** Problem **
Copy out all the entries exactly.

Start of Stored data

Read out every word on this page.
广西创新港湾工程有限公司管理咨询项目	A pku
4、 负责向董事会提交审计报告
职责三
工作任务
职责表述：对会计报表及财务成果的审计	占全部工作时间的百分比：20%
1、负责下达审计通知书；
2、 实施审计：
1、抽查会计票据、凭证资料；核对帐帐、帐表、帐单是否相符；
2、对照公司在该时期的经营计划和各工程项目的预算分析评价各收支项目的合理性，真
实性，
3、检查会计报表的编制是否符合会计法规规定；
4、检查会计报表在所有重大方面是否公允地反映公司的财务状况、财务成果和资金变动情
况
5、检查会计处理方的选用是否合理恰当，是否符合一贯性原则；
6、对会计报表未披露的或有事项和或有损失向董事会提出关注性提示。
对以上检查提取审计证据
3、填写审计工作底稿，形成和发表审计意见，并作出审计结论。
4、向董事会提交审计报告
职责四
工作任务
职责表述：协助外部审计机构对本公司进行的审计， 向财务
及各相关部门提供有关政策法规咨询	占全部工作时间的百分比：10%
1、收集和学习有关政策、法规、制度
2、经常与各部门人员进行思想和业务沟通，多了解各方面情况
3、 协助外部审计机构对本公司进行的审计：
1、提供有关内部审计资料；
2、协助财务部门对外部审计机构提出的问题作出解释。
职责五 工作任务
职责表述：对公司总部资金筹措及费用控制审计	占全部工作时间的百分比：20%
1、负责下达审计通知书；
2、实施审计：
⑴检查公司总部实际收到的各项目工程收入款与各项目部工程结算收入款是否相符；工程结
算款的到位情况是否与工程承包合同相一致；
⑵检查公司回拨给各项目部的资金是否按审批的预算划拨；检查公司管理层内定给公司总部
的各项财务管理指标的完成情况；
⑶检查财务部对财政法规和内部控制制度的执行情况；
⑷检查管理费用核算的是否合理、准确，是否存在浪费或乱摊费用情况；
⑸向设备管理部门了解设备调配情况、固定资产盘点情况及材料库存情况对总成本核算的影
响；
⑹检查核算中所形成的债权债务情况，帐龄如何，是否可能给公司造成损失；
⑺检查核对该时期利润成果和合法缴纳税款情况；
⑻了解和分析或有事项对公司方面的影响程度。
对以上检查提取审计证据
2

End of Stored data

** The result **
Read out every word on this page.
广西创新港湾工程有限公司管理咨询项目	A pku
4、 负责向董事会提交审计报告
职责三
工作任务
职责表述：对会计报表及财务成果的审计	占全部工作时间的百分比：20%
1、负责下达审计通知书；
2、 实施审计：
1、抽查会计票据、凭证资料；核对帐帐、帐表、帐单是否相符；
2、对照公司在该时期的经营计划和各工程项目的预算分析评价各收支项目的合理性，真
实性，
3、检查会计报表的编制是否符合会计法规规定；
4、检查会计报表在所有重大方面是否公允地反映公司的财务状况、财务成果和资金变动情
况
5、检查会计处理方的选用是否合理恰当，是否符合一贯性原则；
6、对会计报表未披露的或有事项和或有损失向董事会提出关注性提示。
对以上检查提取审计证据
3、填写审计工作底稿，形成和发表审计意见，并作出审计结论。
4、向董事会提交审计报告
职责四
工作任务
职责表述：协助外部审计机构对本公司进行的审计， 向财务
及各相关部门提供有关政策法规咨询	占全部工作时间的百分比：10%
1、收集和学习有关政策、法规、制度
2、经常与各部门人员进行思想和业务沟通，多了解各方面情况
3、 协助外部审计机构对本公司进行的审计：
1、提供有关内部审计资料；
2、协助财务部门对外部审计机构提出的问题作出解释。
职责五 工作任务
职责表述：对公司总部资金筹措及费用控制审计	占全部工作时间的百分比：20%
1、负责下达审计通知书；
2、实施审计：
⑴检查公司总部实际收到的各项目工程收入款与各项目部工程结算收入款是否相符；工程结
算款的到位情况是否与工程承包合同相一致；
⑵检查公司回拨给各项目部的资金是否按审批的预算划拨；检查公司管理层内定给公司总部
的各项财务管理指标的完成情况；
⑶检查财务部对财政法规和内部控制制度的执行情况；
⑷检查管理费用核算的是否合理、准确，是否存在浪费或乱摊费用情况；
⑸向设备管理部门了解设备调配情况、固定资产盘点情况及材料库存情况对总成本核算的影
响；
⑹检查核算中所形成的债权债务情况，帐龄如何，是否可能给公司造成损失；
⑺检查核对该时期利润成果和合法缴纳税款情况；
⑻了解和分析或有事项对公司方面的影响程度。
对以上检查提取审计证据
2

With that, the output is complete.